#### DATASET:
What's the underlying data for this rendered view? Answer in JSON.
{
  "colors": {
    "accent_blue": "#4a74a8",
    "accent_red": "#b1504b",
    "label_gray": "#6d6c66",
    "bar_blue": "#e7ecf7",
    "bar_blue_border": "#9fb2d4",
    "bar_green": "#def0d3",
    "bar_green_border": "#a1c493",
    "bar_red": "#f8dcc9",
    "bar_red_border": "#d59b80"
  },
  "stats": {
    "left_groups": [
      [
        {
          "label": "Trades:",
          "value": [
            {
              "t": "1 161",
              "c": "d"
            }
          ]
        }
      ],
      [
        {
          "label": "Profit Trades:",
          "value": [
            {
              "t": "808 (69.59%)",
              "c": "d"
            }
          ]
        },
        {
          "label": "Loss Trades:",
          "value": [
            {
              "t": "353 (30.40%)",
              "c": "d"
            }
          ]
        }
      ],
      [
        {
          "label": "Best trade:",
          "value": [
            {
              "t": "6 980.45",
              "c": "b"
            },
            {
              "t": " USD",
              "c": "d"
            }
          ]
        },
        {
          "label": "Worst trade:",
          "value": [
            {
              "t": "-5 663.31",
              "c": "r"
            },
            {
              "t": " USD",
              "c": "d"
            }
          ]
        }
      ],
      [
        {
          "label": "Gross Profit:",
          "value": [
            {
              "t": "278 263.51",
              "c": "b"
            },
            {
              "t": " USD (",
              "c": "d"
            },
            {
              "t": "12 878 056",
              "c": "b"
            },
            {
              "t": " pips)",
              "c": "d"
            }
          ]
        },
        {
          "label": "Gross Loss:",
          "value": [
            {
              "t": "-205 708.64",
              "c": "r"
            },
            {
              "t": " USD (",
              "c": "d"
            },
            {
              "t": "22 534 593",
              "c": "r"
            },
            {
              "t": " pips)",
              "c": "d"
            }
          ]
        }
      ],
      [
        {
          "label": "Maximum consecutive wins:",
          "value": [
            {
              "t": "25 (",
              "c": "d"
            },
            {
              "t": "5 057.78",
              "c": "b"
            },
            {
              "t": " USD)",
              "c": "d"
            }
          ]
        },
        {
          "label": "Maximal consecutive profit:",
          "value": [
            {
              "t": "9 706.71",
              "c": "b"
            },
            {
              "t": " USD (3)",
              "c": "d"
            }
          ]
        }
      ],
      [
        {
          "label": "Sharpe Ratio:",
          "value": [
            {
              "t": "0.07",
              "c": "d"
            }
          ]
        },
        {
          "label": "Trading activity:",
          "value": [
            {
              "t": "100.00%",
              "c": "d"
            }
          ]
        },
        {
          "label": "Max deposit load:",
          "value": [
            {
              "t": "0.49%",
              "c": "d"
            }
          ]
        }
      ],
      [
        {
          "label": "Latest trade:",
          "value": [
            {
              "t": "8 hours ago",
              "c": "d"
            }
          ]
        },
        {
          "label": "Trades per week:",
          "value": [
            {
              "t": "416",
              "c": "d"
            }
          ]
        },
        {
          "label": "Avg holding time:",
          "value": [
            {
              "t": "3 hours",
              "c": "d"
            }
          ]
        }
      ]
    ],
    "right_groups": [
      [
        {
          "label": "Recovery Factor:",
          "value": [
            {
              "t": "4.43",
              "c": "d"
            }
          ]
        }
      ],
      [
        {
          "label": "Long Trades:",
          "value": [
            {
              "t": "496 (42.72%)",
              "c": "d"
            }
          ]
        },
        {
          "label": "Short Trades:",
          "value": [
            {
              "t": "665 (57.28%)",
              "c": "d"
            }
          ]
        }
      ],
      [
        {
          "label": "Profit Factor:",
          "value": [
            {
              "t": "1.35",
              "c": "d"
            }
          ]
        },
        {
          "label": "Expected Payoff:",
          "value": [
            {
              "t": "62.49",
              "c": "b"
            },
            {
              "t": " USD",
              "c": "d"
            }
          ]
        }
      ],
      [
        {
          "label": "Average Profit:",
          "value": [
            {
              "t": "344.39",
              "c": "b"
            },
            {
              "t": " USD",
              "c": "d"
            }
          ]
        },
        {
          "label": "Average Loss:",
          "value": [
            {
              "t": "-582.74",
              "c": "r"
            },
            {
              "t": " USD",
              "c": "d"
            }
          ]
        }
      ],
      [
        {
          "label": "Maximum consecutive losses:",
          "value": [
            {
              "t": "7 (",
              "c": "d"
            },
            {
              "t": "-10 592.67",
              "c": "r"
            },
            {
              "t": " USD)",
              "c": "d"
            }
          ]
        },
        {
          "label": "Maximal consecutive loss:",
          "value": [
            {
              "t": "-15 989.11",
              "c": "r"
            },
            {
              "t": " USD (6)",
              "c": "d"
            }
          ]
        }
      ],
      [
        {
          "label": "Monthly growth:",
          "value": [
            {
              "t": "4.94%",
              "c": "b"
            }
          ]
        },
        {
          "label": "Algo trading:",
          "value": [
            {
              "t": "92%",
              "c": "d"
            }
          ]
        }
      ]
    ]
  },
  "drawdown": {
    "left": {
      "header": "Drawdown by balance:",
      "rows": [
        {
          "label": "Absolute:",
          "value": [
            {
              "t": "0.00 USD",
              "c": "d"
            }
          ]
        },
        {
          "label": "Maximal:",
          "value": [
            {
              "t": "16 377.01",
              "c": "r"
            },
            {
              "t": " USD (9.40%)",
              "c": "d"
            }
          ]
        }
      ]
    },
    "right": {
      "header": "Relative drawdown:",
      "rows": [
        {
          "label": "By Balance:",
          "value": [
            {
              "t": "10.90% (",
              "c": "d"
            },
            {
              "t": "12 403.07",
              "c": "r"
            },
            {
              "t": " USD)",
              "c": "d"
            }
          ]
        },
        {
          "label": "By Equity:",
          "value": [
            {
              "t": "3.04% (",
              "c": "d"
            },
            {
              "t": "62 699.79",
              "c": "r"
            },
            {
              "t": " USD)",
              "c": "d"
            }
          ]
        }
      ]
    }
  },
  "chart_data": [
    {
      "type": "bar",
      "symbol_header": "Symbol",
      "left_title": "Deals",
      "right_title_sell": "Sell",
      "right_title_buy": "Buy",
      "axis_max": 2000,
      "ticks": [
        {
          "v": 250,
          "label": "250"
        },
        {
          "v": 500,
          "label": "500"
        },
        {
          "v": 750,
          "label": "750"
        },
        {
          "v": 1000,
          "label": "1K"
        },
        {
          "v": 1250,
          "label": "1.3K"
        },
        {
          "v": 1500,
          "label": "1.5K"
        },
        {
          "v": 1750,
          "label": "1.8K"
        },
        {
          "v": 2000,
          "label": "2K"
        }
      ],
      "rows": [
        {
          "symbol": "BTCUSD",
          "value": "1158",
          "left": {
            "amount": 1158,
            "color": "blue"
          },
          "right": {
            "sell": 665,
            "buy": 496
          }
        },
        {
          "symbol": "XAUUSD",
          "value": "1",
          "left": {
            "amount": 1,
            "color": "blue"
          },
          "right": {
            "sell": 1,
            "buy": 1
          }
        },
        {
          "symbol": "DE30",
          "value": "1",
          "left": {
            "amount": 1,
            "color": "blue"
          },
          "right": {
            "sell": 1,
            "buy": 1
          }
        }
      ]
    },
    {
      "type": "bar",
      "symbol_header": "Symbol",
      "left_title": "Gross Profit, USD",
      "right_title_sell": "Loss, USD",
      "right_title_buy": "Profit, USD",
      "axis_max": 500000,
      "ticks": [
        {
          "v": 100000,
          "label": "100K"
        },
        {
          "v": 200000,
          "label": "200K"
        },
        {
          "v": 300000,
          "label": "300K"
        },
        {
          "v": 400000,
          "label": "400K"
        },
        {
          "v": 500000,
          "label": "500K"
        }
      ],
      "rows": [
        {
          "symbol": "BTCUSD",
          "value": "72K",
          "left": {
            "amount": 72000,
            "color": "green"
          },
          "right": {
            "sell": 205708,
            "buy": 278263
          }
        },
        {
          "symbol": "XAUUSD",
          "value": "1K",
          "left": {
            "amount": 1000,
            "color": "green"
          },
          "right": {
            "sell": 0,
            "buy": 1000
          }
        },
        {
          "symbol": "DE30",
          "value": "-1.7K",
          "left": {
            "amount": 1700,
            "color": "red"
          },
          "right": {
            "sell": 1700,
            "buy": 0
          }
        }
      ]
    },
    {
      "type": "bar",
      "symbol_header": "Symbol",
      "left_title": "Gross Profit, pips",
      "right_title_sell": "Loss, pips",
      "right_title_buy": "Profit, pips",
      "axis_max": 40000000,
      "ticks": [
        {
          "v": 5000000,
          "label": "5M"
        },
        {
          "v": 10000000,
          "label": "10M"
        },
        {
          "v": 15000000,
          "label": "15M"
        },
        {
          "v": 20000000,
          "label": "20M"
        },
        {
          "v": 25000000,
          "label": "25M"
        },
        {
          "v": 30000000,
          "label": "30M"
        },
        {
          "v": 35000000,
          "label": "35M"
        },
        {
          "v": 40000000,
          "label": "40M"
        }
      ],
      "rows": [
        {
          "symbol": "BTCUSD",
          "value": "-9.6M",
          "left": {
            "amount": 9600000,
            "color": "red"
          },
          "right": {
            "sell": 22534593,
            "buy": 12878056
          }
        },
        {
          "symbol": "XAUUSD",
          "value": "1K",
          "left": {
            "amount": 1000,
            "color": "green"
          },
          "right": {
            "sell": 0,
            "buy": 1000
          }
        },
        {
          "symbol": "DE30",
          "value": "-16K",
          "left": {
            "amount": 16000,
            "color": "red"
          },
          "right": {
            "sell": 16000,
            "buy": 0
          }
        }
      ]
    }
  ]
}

#### INSTRUCTIONS FOR THE TASK:
Every line that holds the word "amount" should be extracted.

#### RESPONSE TO THE EXERCISE:
            "amount": 1158,
            "amount": 1,
            "amount": 1,
            "amount": 72000,
            "amount": 1000,
            "amount": 1700,
            "amount": 9600000,
            "amount": 1000,
            "amount": 16000,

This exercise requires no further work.